_Excerpt from a dataset:_
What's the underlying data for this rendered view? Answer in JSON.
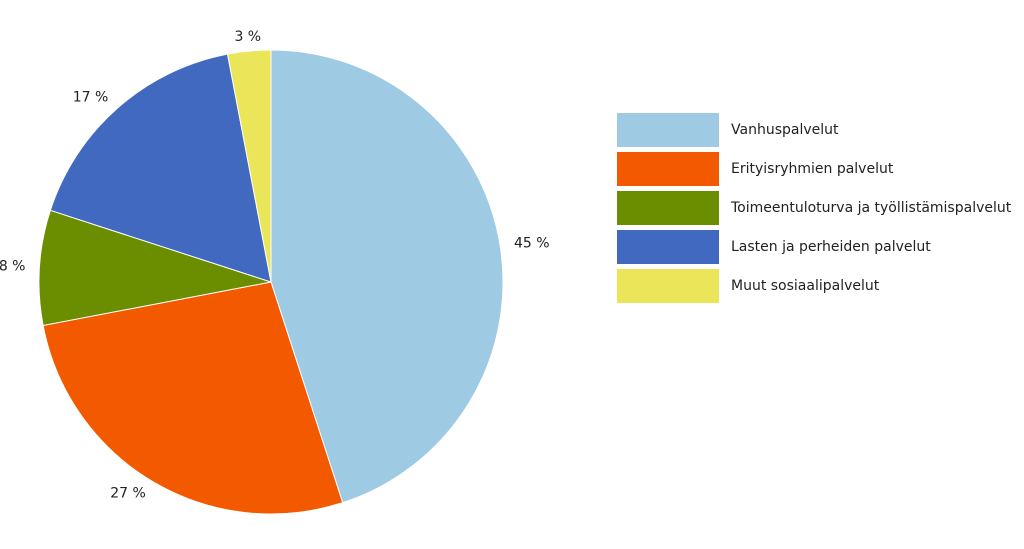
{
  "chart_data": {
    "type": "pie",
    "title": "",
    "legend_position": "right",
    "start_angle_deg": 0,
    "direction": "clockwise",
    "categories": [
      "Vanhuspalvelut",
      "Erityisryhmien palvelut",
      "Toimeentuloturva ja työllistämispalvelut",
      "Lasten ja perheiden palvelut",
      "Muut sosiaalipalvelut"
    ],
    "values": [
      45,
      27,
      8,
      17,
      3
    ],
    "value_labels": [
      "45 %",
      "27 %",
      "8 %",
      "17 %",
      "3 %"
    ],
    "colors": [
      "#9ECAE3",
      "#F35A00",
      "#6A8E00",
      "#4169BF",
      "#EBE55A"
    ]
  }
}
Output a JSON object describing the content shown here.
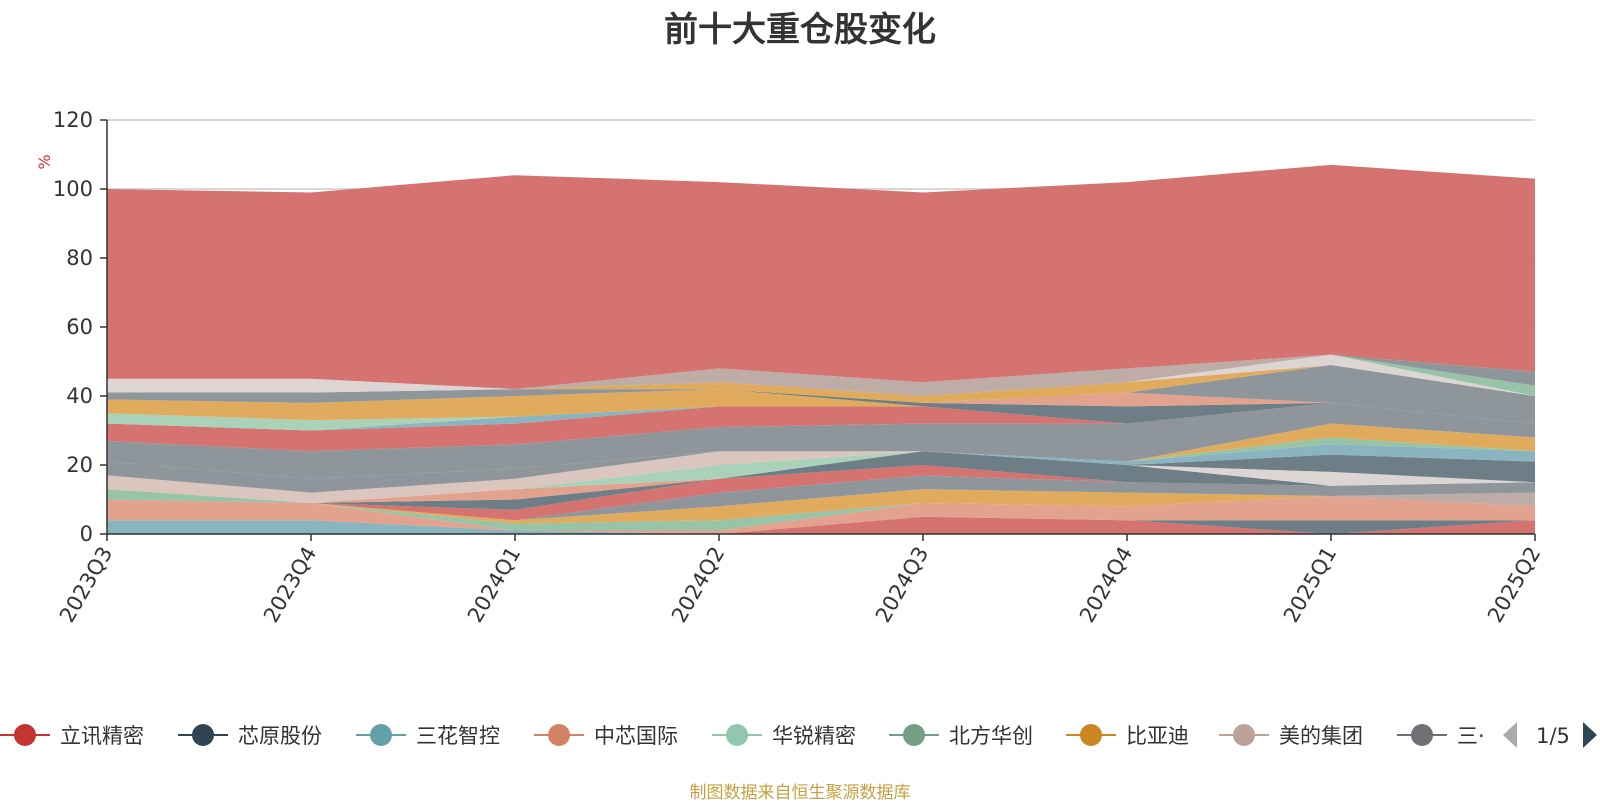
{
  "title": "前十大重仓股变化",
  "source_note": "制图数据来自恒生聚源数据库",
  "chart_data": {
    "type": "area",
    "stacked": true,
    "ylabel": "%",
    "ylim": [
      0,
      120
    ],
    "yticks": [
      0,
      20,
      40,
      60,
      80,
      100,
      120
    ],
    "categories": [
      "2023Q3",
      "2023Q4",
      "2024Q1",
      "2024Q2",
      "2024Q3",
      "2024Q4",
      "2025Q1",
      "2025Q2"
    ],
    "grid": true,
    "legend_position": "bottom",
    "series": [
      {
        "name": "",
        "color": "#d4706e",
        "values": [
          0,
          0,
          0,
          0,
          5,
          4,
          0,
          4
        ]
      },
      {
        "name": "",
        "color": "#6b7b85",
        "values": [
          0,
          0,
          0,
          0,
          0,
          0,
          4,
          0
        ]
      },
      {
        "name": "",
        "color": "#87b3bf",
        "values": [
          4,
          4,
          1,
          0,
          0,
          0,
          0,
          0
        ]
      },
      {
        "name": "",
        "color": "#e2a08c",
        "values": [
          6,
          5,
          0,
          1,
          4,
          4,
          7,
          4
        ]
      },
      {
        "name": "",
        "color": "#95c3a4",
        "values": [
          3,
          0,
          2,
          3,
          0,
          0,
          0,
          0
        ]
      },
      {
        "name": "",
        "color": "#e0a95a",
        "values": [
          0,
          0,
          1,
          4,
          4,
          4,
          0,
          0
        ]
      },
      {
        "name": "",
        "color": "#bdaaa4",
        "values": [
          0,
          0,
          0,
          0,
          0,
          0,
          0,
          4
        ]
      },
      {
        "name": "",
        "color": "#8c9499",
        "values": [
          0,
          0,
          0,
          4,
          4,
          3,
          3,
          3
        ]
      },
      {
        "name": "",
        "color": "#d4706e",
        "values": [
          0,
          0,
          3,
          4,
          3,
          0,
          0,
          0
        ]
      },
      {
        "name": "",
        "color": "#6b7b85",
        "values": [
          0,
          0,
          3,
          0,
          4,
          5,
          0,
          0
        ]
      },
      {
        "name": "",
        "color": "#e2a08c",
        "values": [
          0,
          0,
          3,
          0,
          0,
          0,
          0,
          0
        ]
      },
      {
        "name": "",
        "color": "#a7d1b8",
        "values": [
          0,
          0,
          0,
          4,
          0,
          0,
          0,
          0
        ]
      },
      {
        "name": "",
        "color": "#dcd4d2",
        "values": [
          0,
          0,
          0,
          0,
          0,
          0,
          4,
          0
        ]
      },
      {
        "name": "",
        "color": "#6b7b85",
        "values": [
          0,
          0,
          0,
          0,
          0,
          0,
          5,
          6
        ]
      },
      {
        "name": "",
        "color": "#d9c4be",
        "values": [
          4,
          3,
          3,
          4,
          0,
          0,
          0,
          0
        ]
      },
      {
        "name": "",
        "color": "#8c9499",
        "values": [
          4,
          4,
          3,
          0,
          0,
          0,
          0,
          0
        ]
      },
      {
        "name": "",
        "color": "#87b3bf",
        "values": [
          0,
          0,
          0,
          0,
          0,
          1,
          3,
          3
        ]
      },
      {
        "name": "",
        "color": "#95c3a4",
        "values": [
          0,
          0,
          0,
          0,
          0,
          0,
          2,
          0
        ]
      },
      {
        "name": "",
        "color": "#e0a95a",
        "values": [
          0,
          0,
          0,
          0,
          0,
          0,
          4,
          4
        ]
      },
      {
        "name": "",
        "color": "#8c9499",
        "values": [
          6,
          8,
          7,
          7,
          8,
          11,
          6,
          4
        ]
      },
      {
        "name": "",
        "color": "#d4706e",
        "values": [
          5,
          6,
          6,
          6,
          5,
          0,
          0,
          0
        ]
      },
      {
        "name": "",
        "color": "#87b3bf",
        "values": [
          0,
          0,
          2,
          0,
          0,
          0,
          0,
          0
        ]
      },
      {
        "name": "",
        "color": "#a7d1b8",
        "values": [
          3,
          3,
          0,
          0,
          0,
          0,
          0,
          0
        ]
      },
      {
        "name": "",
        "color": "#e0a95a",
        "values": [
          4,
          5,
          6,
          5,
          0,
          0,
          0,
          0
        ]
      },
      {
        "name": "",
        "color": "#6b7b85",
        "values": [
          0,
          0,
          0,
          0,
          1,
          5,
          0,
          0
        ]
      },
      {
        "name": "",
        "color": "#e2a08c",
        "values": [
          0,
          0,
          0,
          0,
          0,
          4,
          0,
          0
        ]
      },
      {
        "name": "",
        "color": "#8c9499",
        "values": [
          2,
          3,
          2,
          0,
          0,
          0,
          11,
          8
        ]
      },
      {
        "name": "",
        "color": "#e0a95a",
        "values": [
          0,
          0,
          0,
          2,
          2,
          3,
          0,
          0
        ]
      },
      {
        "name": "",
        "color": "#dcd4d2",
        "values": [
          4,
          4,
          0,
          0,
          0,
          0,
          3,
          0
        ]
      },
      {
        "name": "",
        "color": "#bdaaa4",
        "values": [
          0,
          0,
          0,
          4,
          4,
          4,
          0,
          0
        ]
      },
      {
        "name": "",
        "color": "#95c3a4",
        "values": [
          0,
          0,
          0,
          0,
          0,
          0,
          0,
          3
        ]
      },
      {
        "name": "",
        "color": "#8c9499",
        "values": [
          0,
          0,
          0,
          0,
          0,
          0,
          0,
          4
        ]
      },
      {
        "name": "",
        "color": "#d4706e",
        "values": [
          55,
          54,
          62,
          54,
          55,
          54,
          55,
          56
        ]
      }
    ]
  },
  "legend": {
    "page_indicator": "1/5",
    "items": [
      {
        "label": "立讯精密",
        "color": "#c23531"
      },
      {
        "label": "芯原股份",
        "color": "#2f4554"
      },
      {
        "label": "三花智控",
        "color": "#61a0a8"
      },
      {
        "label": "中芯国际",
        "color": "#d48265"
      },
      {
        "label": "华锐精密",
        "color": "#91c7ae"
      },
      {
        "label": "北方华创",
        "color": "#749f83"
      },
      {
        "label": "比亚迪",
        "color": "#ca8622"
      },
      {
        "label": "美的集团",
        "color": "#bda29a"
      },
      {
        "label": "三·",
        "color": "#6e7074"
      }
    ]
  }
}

...

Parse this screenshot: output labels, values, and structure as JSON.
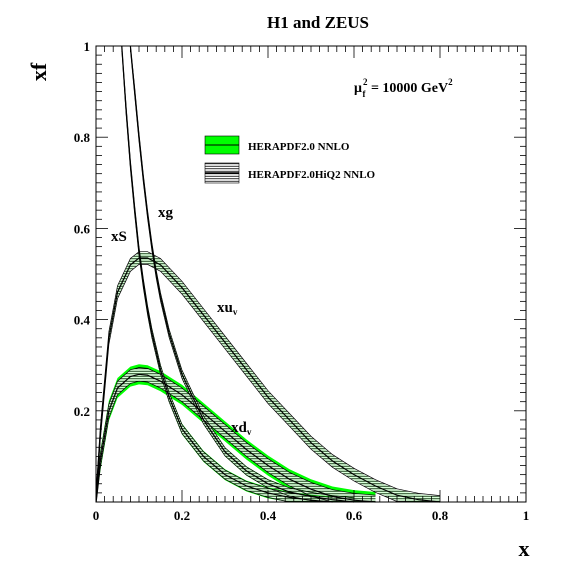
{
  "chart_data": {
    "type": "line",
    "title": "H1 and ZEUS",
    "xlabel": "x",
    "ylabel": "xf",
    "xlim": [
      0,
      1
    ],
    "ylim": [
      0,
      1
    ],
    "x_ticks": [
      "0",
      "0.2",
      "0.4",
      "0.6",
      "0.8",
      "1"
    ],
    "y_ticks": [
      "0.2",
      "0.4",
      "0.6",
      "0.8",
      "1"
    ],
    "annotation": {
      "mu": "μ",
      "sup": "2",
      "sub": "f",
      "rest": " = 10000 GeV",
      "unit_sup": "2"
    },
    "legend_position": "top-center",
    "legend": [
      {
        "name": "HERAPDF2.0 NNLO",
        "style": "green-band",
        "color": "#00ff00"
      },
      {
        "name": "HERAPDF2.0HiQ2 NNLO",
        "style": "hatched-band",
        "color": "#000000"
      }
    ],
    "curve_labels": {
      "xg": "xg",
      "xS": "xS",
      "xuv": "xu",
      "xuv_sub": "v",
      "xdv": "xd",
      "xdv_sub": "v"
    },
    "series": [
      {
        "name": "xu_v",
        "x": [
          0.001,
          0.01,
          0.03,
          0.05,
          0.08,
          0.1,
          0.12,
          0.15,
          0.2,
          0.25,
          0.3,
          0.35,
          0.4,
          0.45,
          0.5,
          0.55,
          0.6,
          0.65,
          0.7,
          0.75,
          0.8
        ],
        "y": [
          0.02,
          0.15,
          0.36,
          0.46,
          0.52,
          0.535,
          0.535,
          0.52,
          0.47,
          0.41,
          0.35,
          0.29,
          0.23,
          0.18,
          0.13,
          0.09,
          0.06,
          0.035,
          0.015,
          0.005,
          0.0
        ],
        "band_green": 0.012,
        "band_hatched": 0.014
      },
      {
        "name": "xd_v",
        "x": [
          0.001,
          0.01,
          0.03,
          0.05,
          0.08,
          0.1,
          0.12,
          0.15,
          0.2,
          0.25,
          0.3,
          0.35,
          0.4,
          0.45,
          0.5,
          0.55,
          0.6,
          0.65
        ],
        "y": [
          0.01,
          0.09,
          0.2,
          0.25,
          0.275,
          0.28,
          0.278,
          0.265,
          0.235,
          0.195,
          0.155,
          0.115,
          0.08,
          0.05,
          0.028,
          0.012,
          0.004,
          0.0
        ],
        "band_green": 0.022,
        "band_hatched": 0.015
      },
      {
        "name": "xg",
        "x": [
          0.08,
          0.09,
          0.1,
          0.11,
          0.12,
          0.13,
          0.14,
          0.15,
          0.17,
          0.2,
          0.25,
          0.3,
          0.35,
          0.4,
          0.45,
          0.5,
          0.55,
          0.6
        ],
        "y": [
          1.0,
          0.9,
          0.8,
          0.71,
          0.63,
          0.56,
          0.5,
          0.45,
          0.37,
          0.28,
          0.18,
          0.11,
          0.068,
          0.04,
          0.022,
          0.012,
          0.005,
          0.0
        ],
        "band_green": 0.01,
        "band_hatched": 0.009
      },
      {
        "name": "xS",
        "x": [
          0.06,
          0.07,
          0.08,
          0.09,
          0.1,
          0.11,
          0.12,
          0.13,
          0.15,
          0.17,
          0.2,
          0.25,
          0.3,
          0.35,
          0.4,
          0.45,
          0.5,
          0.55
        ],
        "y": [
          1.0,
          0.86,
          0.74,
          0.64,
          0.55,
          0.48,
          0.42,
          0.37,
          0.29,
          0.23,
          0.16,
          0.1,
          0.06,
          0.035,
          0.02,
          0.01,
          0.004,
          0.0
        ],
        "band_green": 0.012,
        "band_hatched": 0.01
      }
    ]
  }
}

_Task:_ Work out how many lines of the data above contain the string "NNLO" and give the number alone.

_The output:_ 2